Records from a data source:
((

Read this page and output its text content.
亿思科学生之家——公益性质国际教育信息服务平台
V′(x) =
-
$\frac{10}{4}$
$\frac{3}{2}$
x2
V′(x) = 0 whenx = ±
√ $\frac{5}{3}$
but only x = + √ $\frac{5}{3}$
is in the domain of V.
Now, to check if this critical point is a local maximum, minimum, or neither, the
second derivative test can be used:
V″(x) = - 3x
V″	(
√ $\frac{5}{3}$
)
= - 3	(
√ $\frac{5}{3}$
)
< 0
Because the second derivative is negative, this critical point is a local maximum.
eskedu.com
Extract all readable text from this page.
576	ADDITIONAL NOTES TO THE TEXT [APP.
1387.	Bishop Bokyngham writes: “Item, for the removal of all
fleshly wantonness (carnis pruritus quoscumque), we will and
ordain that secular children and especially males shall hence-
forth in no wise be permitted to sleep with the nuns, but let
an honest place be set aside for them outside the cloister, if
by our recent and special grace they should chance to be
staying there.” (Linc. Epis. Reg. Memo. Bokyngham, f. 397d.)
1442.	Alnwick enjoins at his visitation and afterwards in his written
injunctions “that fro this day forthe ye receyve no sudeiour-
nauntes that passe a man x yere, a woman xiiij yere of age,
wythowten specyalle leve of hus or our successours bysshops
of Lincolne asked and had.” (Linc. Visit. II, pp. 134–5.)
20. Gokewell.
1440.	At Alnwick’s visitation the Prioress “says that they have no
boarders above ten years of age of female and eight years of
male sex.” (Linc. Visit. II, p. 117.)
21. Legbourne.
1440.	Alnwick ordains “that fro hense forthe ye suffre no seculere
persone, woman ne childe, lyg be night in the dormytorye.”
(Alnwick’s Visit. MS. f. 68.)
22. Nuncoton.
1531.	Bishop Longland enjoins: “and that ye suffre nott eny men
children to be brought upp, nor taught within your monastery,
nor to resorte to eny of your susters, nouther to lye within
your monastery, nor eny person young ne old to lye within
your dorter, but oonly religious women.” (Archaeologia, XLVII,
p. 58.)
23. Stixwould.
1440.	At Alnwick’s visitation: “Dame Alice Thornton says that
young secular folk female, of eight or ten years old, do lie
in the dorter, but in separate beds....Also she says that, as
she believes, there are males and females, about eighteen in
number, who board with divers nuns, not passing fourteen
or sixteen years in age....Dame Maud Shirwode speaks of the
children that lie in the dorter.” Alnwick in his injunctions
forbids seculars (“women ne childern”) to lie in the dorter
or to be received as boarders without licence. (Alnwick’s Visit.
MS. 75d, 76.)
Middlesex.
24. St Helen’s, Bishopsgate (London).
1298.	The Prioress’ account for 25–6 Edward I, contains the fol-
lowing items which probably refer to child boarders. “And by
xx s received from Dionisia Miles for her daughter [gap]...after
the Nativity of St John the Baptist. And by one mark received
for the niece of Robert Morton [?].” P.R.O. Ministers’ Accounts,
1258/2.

))

WHAT TO PRODUCE —
Pull every line containing "injunctions" out of the records.

TASK OUTPUT —
injunctions “that fro this day forthe ye receyve no sudeiour-
children that lie in the dorter.” Alnwick in his injunctions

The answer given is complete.